"""
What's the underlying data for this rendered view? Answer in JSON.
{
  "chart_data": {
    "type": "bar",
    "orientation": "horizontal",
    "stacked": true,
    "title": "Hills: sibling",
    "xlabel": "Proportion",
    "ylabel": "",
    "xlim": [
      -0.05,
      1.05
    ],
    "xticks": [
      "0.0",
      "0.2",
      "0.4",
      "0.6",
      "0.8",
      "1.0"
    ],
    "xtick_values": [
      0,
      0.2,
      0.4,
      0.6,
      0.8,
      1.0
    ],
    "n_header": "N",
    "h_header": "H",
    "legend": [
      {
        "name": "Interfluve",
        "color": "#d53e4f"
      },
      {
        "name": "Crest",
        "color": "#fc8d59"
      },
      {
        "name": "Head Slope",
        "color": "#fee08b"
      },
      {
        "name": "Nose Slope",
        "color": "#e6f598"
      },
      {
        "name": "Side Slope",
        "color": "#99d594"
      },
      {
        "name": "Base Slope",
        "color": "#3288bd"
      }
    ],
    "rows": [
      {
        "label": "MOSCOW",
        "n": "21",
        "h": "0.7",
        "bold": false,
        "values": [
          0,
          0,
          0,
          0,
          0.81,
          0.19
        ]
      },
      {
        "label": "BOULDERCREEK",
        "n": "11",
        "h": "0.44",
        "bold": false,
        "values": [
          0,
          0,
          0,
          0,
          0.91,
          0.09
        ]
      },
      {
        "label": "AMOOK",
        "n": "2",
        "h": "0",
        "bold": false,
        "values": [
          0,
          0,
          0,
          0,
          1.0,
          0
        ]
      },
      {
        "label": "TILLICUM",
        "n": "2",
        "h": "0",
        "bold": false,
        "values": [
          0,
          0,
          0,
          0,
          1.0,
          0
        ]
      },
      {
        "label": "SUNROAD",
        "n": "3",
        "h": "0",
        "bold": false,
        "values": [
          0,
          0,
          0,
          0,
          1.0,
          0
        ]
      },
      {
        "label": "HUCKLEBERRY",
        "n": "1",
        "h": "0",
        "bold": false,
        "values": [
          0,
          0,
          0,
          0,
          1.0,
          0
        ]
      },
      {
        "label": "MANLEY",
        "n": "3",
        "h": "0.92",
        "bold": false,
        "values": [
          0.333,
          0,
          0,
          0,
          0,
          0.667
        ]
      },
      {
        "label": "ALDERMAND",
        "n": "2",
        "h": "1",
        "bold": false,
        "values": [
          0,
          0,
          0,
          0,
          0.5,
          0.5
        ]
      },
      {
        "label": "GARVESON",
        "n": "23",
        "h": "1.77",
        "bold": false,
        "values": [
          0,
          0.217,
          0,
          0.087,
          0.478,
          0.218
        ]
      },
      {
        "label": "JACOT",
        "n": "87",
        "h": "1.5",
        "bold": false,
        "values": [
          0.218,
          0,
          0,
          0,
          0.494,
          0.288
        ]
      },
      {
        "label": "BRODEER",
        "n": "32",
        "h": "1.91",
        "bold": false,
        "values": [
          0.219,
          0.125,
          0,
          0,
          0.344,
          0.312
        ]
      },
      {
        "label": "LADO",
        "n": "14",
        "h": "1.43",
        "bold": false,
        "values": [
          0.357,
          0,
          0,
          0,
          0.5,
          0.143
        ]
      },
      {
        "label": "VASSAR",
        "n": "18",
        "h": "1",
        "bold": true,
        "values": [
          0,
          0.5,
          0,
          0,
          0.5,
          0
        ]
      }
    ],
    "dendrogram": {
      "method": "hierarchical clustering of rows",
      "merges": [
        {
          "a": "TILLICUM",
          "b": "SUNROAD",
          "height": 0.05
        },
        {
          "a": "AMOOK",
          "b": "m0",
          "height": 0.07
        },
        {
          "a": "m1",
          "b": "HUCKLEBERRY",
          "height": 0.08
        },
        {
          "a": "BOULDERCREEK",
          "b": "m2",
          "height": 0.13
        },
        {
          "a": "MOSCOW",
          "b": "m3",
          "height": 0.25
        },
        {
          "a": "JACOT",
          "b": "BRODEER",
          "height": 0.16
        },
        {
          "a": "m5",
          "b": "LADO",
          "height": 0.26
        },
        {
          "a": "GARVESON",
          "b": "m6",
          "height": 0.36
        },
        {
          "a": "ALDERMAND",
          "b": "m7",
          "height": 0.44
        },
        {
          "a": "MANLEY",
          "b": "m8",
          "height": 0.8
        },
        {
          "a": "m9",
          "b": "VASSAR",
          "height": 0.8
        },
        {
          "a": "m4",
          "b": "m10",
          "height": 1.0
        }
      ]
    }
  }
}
"""
Task to complete: The records above need to be transcribed in full. Keep every character unchanged.

Exercise response:
What's the underlying data for this rendered view? Answer in JSON.
{
  "chart_data": {
    "type": "bar",
    "orientation": "horizontal",
    "stacked": true,
    "title": "Hills: sibling",
    "xlabel": "Proportion",
    "ylabel": "",
    "xlim": [
      -0.05,
      1.05
    ],
    "xticks": [
      "0.0",
      "0.2",
      "0.4",
      "0.6",
      "0.8",
      "1.0"
    ],
    "xtick_values": [
      0,
      0.2,
      0.4,
      0.6,
      0.8,
      1.0
    ],
    "n_header": "N",
    "h_header": "H",
    "legend": [
      {
        "name": "Interfluve",
        "color": "#d53e4f"
      },
      {
        "name": "Crest",
        "color": "#fc8d59"
      },
      {
        "name": "Head Slope",
        "color": "#fee08b"
      },
      {
        "name": "Nose Slope",
        "color": "#e6f598"
      },
      {
        "name": "Side Slope",
        "color": "#99d594"
      },
      {
        "name": "Base Slope",
        "color": "#3288bd"
      }
    ],
    "rows": [
      {
        "label": "MOSCOW",
        "n": "21",
        "h": "0.7",
        "bold": false,
        "values": [
          0,
          0,
          0,
          0,
          0.81,
          0.19
        ]
      },
      {
        "label": "BOULDERCREEK",
        "n": "11",
        "h": "0.44",
        "bold": false,
        "values": [
          0,
          0,
          0,
          0,
          0.91,
          0.09
        ]
      },
      {
        "label": "AMOOK",
        "n": "2",
        "h": "0",
        "bold": false,
        "values": [
          0,
          0,
          0,
          0,
          1.0,
          0
        ]
      },
      {
        "label": "TILLICUM",
        "n": "2",
        "h": "0",
        "bold": false,
        "values": [
          0,
          0,
          0,
          0,
          1.0,
          0
        ]
      },
      {
        "label": "SUNROAD",
        "n": "3",
        "h": "0",
        "bold": false,
        "values": [
          0,
          0,
          0,
          0,
          1.0,
          0
        ]
      },
      {
        "label": "HUCKLEBERRY",
        "n": "1",
        "h": "0",
        "bold": false,
        "values": [
          0,
          0,
          0,
          0,
          1.0,
          0
        ]
      },
      {
        "label": "MANLEY",
        "n": "3",
        "h": "0.92",
        "bold": false,
        "values": [
          0.333,
          0,
          0,
          0,
          0,
          0.667
        ]
      },
      {
        "label": "ALDERMAND",
        "n": "2",
        "h": "1",
        "bold": false,
        "values": [
          0,
          0,
          0,
          0,
          0.5,
          0.5
        ]
      },
      {
        "label": "GARVESON",
        "n": "23",
        "h": "1.77",
        "bold": false,
        "values": [
          0,
          0.217,
          0,
          0.087,
          0.478,
          0.218
        ]
      },
      {
        "label": "JACOT",
        "n": "87",
        "h": "1.5",
        "bold": false,
        "values": [
          0.218,
          0,
          0,
          0,
          0.494,
          0.288
        ]
      },
      {
        "label": "BRODEER",
        "n": "32",
        "h": "1.91",
        "bold": false,
        "values": [
          0.219,
          0.125,
          0,
          0,
          0.344,
          0.312
        ]
      },
      {
        "label": "LADO",
        "n": "14",
        "h": "1.43",
        "bold": false,
        "values": [
          0.357,
          0,
          0,
          0,
          0.5,
          0.143
        ]
      },
      {
        "label": "VASSAR",
        "n": "18",
        "h": "1",
        "bold": true,
        "values": [
          0,
          0.5,
          0,
          0,
          0.5,
          0
        ]
      }
    ],
    "dendrogram": {
      "method": "hierarchical clustering of rows",
      "merges": [
        {
          "a": "TILLICUM",
          "b": "SUNROAD",
          "height": 0.05
        },
        {
          "a": "AMOOK",
          "b": "m0",
          "height": 0.07
        },
        {
          "a": "m1",
          "b": "HUCKLEBERRY",
          "height": 0.08
        },
        {
          "a": "BOULDERCREEK",
          "b": "m2",
          "height": 0.13
        },
        {
          "a": "MOSCOW",
          "b": "m3",
          "height": 0.25
        },
        {
          "a": "JACOT",
          "b": "BRODEER",
          "height": 0.16
        },
        {
          "a": "m5",
          "b": "LADO",
          "height": 0.26
        },
        {
          "a": "GARVESON",
          "b": "m6",
          "height": 0.36
        },
        {
          "a": "ALDERMAND",
          "b": "m7",
          "height": 0.44
        },
        {
          "a": "MANLEY",
          "b": "m8",
          "height": 0.8
        },
        {
          "a": "m9",
          "b": "VASSAR",
          "height": 0.8
        },
        {
          "a": "m4",
          "b": "m10",
          "height": 1.0
        }
      ]
    }
  }
}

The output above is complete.